# GIVEN PROBLEM
Repeat the lines from the start of the records through the line containing "candle-body [109,223,113,227]", inclusive, with nothing else.

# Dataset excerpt
——

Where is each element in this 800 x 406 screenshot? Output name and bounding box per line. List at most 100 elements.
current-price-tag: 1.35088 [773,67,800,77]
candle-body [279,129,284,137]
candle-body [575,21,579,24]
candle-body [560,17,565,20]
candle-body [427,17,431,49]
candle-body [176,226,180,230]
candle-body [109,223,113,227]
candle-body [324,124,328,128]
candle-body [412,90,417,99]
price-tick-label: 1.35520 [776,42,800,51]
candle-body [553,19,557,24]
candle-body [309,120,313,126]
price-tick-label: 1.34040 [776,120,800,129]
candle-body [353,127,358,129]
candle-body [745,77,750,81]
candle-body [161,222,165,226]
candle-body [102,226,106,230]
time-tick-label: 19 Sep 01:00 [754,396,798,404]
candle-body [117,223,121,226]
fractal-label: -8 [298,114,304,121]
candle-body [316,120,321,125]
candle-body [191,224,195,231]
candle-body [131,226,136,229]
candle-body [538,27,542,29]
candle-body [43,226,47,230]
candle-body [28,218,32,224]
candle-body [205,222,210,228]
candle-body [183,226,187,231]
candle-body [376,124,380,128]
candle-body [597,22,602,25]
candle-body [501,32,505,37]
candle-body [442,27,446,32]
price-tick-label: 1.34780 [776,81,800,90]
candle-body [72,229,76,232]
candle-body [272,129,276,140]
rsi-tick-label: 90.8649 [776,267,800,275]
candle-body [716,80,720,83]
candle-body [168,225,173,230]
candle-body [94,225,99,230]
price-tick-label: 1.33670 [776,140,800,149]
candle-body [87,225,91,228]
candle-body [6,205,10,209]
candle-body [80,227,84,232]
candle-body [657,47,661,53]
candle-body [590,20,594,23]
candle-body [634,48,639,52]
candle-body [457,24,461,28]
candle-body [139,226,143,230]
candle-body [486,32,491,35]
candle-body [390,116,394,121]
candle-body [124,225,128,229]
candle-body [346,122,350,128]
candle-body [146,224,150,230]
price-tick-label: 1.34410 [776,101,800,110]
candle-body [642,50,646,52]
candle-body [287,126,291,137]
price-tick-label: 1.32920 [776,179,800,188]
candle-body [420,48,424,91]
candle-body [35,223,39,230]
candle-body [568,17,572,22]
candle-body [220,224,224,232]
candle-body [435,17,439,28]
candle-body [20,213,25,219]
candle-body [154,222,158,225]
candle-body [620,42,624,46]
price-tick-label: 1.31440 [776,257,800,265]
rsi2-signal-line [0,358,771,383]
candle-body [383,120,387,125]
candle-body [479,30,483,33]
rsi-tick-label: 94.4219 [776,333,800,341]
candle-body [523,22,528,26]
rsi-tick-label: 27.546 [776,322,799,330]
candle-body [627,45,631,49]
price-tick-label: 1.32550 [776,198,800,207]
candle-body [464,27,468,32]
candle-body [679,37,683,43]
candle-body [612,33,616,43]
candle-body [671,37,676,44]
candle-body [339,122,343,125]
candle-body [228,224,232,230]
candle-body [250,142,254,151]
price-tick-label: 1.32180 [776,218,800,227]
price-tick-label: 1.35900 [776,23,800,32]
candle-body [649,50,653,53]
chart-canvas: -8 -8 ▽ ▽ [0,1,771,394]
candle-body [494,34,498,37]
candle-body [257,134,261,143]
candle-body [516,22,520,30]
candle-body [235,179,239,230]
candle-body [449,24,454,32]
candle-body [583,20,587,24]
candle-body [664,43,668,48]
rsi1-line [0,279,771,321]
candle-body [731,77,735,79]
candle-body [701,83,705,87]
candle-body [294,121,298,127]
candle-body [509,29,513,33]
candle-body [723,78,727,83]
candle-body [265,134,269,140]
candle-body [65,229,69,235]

——

# RESULT
Where is each element in this 800 x 406 screenshot? Output name and bounding box per line. List at most 100 elements.
current-price-tag: 1.35088 [773,67,800,77]
candle-body [279,129,284,137]
candle-body [575,21,579,24]
candle-body [560,17,565,20]
candle-body [427,17,431,49]
candle-body [176,226,180,230]
candle-body [109,223,113,227]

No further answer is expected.